=== Information given ===

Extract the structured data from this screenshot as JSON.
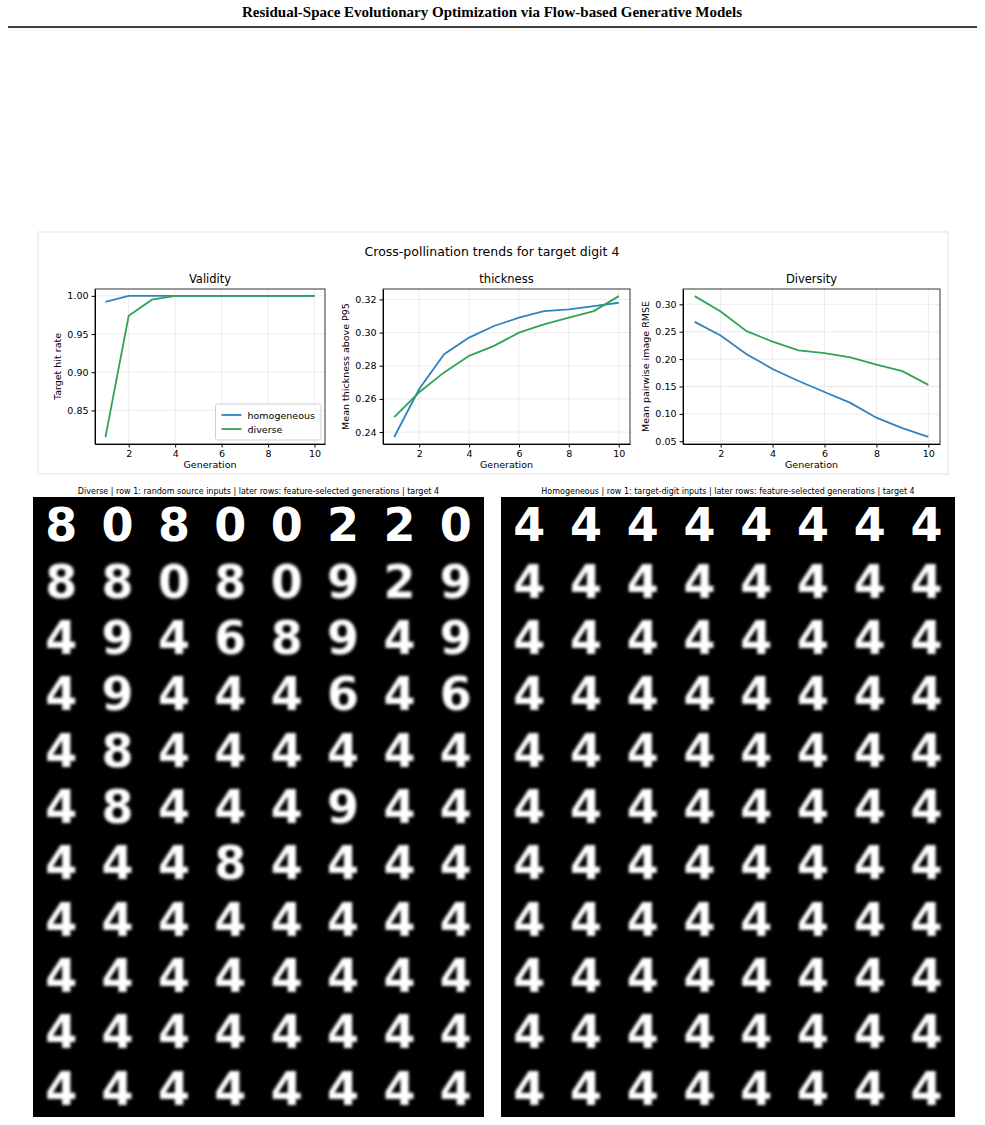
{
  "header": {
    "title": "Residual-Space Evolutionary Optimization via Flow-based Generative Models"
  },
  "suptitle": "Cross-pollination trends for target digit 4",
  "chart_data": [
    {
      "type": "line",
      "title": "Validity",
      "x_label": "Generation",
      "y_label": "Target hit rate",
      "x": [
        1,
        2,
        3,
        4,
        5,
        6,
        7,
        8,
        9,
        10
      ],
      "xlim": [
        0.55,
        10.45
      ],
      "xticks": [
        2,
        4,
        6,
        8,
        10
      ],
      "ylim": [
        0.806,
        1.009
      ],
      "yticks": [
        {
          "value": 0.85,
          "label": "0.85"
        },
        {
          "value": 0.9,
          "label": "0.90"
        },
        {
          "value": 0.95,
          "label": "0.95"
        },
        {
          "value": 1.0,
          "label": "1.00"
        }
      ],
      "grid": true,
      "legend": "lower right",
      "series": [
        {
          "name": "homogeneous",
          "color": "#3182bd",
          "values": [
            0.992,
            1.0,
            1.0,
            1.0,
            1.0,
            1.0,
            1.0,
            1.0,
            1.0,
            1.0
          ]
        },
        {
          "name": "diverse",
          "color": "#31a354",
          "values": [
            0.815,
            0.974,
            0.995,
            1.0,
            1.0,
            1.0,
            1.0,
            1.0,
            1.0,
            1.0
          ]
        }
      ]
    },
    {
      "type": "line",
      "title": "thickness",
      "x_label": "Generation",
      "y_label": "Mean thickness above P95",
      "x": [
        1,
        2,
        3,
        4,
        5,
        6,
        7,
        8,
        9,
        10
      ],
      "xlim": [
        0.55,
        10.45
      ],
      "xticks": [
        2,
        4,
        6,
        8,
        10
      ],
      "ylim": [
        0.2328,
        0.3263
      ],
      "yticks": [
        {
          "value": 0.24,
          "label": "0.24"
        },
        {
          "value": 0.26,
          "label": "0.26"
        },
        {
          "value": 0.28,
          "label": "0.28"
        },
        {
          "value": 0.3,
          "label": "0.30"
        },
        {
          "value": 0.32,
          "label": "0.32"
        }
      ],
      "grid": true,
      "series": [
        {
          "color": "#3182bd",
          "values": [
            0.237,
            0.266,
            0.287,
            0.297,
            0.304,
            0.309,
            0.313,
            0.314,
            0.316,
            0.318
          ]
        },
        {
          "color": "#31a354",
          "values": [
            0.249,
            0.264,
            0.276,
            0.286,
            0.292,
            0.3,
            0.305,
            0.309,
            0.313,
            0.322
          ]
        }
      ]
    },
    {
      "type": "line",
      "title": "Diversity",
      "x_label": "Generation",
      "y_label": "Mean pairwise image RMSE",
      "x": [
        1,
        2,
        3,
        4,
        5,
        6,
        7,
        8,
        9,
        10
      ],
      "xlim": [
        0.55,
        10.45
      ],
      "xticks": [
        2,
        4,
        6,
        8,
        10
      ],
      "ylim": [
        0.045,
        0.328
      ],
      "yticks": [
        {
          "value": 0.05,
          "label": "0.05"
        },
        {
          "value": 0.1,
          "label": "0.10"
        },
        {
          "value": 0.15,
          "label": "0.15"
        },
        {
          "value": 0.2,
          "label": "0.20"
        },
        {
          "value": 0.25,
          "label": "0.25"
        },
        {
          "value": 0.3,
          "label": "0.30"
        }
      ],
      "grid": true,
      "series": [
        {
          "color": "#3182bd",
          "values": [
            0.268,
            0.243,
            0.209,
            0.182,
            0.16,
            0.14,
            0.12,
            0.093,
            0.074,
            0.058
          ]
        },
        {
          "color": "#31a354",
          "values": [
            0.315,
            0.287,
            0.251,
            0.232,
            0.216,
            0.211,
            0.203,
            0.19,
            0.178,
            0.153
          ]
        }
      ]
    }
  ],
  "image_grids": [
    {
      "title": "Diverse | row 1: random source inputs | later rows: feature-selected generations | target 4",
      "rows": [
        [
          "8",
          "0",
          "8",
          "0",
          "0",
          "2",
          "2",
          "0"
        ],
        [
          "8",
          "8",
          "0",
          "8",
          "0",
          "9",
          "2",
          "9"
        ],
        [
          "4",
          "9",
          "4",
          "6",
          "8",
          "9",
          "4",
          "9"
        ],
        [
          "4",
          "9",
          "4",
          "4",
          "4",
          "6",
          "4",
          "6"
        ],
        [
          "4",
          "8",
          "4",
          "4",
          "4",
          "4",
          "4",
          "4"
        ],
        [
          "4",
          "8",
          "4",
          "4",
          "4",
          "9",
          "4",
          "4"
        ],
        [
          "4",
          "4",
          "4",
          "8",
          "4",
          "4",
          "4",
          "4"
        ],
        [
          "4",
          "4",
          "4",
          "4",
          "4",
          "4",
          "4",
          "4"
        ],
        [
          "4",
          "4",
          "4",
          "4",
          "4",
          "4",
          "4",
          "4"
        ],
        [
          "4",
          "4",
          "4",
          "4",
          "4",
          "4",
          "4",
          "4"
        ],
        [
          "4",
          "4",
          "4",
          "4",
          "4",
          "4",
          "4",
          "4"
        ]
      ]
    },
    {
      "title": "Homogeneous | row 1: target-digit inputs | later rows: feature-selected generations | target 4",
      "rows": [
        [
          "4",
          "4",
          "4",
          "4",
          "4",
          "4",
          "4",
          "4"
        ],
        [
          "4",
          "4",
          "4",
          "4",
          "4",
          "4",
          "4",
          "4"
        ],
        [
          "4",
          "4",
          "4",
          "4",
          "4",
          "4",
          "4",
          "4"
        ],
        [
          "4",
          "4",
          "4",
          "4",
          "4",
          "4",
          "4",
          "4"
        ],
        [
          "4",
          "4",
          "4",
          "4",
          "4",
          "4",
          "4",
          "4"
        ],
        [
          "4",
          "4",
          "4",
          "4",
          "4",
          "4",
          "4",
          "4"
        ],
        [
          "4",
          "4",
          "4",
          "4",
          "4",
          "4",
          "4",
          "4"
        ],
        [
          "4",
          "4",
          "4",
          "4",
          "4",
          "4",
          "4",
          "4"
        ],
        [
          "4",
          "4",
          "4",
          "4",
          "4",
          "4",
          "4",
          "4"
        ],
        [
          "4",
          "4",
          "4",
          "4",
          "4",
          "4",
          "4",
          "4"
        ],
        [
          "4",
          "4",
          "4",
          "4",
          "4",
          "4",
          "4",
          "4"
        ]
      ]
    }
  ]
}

==

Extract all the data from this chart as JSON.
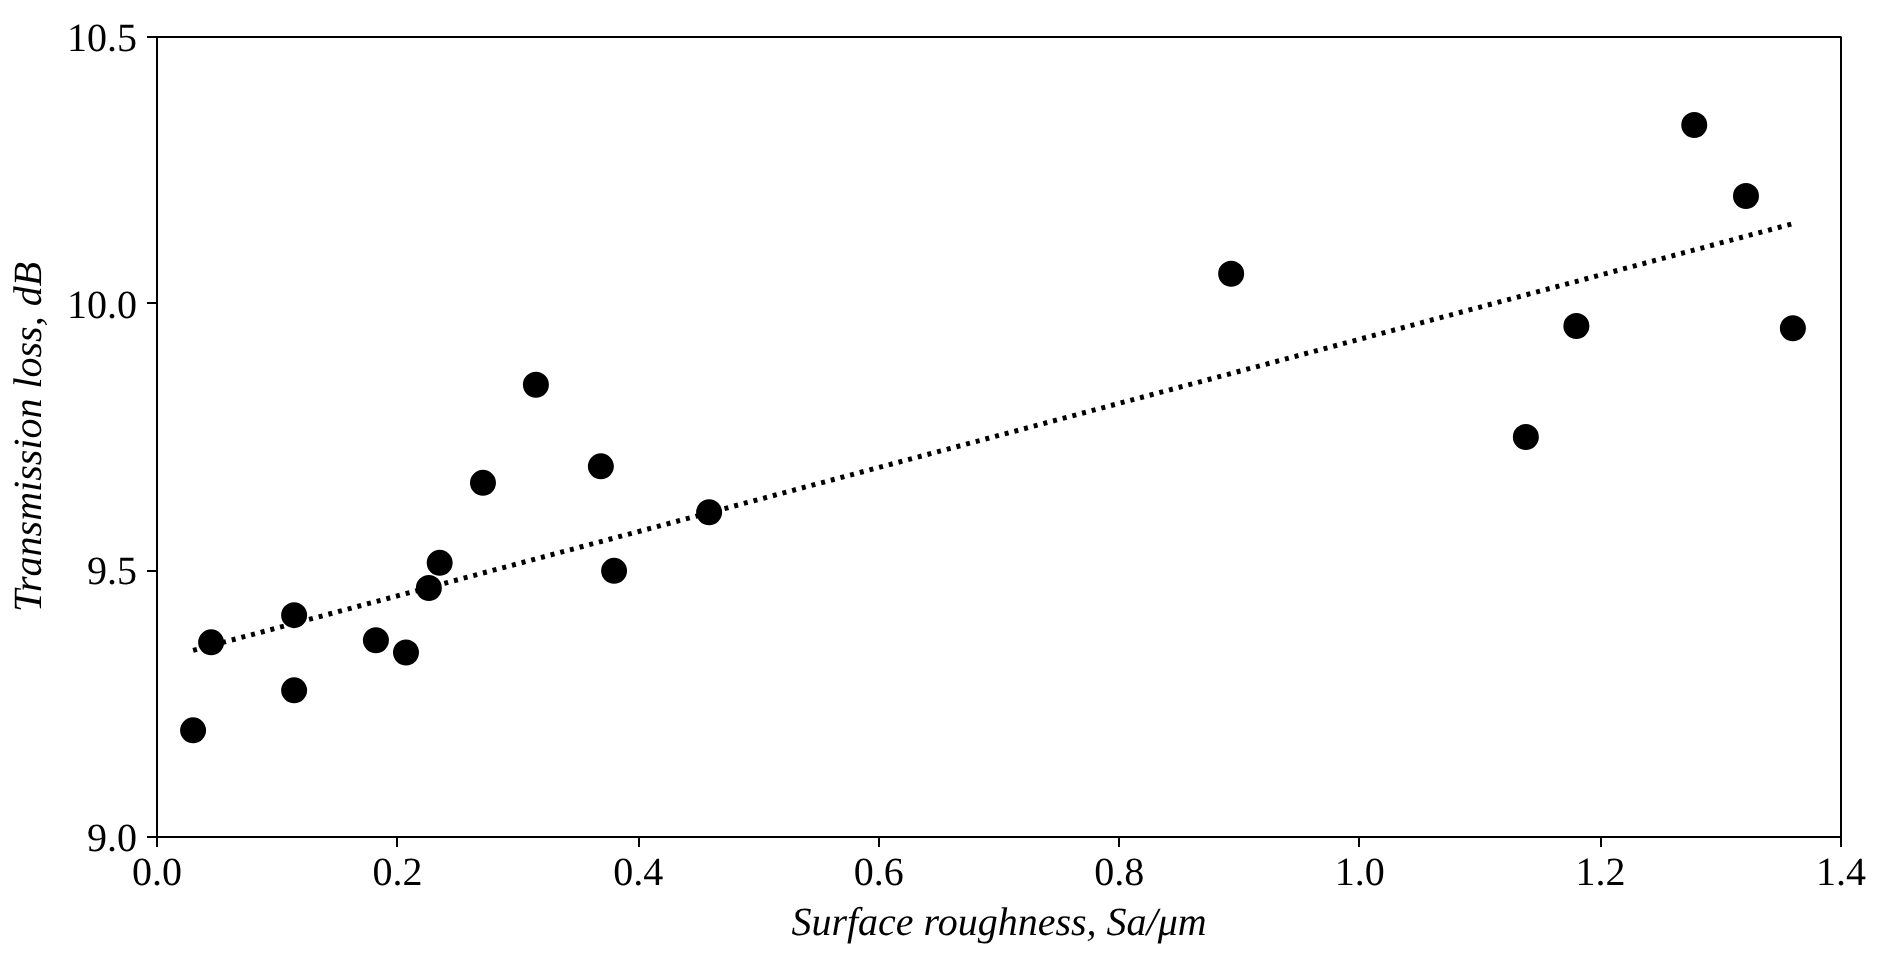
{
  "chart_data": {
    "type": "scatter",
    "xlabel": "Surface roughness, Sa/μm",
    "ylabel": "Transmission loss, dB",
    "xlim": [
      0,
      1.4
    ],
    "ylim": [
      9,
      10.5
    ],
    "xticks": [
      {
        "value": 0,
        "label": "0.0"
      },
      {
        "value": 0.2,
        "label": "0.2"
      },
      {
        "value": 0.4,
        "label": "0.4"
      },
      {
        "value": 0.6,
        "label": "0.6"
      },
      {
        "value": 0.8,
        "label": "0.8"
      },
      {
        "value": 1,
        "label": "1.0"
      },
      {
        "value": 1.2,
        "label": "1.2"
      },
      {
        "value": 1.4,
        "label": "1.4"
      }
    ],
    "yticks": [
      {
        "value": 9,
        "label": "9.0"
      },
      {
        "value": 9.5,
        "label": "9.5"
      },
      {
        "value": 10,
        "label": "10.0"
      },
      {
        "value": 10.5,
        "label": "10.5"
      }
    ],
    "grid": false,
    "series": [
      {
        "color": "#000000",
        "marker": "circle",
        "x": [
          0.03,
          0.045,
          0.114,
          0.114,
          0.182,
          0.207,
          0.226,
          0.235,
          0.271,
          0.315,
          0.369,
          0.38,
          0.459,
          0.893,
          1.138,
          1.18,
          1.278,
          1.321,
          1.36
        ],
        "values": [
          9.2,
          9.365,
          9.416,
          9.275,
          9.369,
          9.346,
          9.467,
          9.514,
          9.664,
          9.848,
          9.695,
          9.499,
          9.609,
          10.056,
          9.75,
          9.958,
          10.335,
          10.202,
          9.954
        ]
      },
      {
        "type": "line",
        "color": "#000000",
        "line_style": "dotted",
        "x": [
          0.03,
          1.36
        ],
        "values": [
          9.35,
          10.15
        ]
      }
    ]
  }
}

=== Written request ===
Search the data above for the string "rows" and return every line that has it.

=== Response to the exercise ===
      "title": "Diverse | row 1: random source inputs | later rows: feature-selected generations | target 4",
      "rows": [
      "title": "Homogeneous | row 1: target-digit inputs | later rows: feature-selected generations | target 4",
      "rows": [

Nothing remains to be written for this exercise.